#### Goal:
Provide an exact reproduction of every entry.

##### Listed records #####

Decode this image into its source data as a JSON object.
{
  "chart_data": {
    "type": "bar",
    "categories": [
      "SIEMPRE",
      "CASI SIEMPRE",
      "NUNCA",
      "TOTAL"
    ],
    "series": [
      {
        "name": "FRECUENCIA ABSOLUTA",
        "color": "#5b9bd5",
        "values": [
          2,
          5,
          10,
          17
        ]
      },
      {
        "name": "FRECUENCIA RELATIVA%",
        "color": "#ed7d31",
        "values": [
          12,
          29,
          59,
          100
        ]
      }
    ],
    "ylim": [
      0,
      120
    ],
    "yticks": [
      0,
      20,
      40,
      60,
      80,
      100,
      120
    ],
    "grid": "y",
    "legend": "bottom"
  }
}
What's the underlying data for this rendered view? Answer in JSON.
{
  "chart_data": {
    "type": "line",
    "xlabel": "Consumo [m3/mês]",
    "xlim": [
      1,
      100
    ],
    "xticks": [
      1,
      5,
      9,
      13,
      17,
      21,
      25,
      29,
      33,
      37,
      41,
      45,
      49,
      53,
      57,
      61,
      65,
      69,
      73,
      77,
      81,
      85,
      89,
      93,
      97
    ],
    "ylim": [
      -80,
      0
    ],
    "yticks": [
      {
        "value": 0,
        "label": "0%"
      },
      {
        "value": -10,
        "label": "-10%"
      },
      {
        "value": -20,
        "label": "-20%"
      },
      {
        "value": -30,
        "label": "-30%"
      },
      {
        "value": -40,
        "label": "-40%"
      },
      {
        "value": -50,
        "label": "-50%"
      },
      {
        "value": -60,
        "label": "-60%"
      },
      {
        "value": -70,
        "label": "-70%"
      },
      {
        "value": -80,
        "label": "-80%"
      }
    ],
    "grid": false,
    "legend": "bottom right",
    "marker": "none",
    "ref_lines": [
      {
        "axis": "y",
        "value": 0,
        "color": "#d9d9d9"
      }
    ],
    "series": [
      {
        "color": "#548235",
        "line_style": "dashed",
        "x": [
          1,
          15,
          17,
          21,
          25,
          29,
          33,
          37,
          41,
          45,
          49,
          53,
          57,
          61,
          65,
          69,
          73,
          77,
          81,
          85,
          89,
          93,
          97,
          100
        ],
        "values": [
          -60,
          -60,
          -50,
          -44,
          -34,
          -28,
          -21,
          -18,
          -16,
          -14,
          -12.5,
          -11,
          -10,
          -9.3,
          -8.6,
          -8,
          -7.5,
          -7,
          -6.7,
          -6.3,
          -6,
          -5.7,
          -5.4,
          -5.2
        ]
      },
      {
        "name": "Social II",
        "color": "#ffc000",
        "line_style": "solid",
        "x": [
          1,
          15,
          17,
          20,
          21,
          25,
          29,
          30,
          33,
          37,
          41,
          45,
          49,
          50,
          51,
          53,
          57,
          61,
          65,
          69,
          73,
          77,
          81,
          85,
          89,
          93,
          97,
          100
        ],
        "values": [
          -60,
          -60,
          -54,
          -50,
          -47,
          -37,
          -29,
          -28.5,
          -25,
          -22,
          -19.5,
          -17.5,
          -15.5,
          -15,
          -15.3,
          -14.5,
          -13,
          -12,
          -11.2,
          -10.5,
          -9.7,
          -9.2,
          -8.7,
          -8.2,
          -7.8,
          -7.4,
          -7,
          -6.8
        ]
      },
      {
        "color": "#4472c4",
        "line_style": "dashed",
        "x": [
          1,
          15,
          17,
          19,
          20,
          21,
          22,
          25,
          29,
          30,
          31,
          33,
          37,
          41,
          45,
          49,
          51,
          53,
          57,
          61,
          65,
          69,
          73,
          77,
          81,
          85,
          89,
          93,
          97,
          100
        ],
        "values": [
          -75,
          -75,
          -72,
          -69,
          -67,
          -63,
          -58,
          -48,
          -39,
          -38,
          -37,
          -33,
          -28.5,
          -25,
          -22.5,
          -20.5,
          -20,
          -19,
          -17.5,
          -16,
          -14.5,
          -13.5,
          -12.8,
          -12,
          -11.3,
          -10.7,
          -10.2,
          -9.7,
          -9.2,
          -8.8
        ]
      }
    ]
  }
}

#####

#### Written answer:
Decode this image into its source data as a JSON object.
{
  "chart_data": {
    "type": "bar",
    "categories": [
      "SIEMPRE",
      "CASI SIEMPRE",
      "NUNCA",
      "TOTAL"
    ],
    "series": [
      {
        "name": "FRECUENCIA ABSOLUTA",
        "color": "#5b9bd5",
        "values": [
          2,
          5,
          10,
          17
        ]
      },
      {
        "name": "FRECUENCIA RELATIVA%",
        "color": "#ed7d31",
        "values": [
          12,
          29,
          59,
          100
        ]
      }
    ],
    "ylim": [
      0,
      120
    ],
    "yticks": [
      0,
      20,
      40,
      60,
      80,
      100,
      120
    ],
    "grid": "y",
    "legend": "bottom"
  }
}
What's the underlying data for this rendered view? Answer in JSON.
{
  "chart_data": {
    "type": "line",
    "xlabel": "Consumo [m3/mês]",
    "xlim": [
      1,
      100
    ],
    "xticks": [
      1,
      5,
      9,
      13,
      17,
      21,
      25,
      29,
      33,
      37,
      41,
      45,
      49,
      53,
      57,
      61,
      65,
      69,
      73,
      77,
      81,
      85,
      89,
      93,
      97
    ],
    "ylim": [
      -80,
      0
    ],
    "yticks": [
      {
        "value": 0,
        "label": "0%"
      },
      {
        "value": -10,
        "label": "-10%"
      },
      {
        "value": -20,
        "label": "-20%"
      },
      {
        "value": -30,
        "label": "-30%"
      },
      {
        "value": -40,
        "label": "-40%"
      },
      {
        "value": -50,
        "label": "-50%"
      },
      {
        "value": -60,
        "label": "-60%"
      },
      {
        "value": -70,
        "label": "-70%"
      },
      {
        "value": -80,
        "label": "-80%"
      }
    ],
    "grid": false,
    "legend": "bottom right",
    "marker": "none",
    "ref_lines": [
      {
        "axis": "y",
        "value": 0,
        "color": "#d9d9d9"
      }
    ],
    "series": [
      {
        "color": "#548235",
        "line_style": "dashed",
        "x": [
          1,
          15,
          17,
          21,
          25,
          29,
          33,
          37,
          41,
          45,
          49,
          53,
          57,
          61,
          65,
          69,
          73,
          77,
          81,
          85,
          89,
          93,
          97,
          100
        ],
        "values": [
          -60,
          -60,
          -50,
          -44,
          -34,
          -28,
          -21,
          -18,
          -16,
          -14,
          -12.5,
          -11,
          -10,
          -9.3,
          -8.6,
          -8,
          -7.5,
          -7,
          -6.7,
          -6.3,
          -6,
          -5.7,
          -5.4,
          -5.2
        ]
      },
      {
        "name": "Social II",
        "color": "#ffc000",
        "line_style": "solid",
        "x": [
          1,
          15,
          17,
          20,
          21,
          25,
          29,
          30,
          33,
          37,
          41,
          45,
          49,
          50,
          51,
          53,
          57,
          61,
          65,
          69,
          73,
          77,
          81,
          85,
          89,
          93,
          97,
          100
        ],
        "values": [
          -60,
          -60,
          -54,
          -50,
          -47,
          -37,
          -29,
          -28.5,
          -25,
          -22,
          -19.5,
          -17.5,
          -15.5,
          -15,
          -15.3,
          -14.5,
          -13,
          -12,
          -11.2,
          -10.5,
          -9.7,
          -9.2,
          -8.7,
          -8.2,
          -7.8,
          -7.4,
          -7,
          -6.8
        ]
      },
      {
        "color": "#4472c4",
        "line_style": "dashed",
        "x": [
          1,
          15,
          17,
          19,
          20,
          21,
          22,
          25,
          29,
          30,
          31,
          33,
          37,
          41,
          45,
          49,
          51,
          53,
          57,
          61,
          65,
          69,
          73,
          77,
          81,
          85,
          89,
          93,
          97,
          100
        ],
        "values": [
          -75,
          -75,
          -72,
          -69,
          -67,
          -63,
          -58,
          -48,
          -39,
          -38,
          -37,
          -33,
          -28.5,
          -25,
          -22.5,
          -20.5,
          -20,
          -19,
          -17.5,
          -16,
          -14.5,
          -13.5,
          -12.8,
          -12,
          -11.3,
          -10.7,
          -10.2,
          -9.7,
          -9.2,
          -8.8
        ]
      }
    ]
  }
}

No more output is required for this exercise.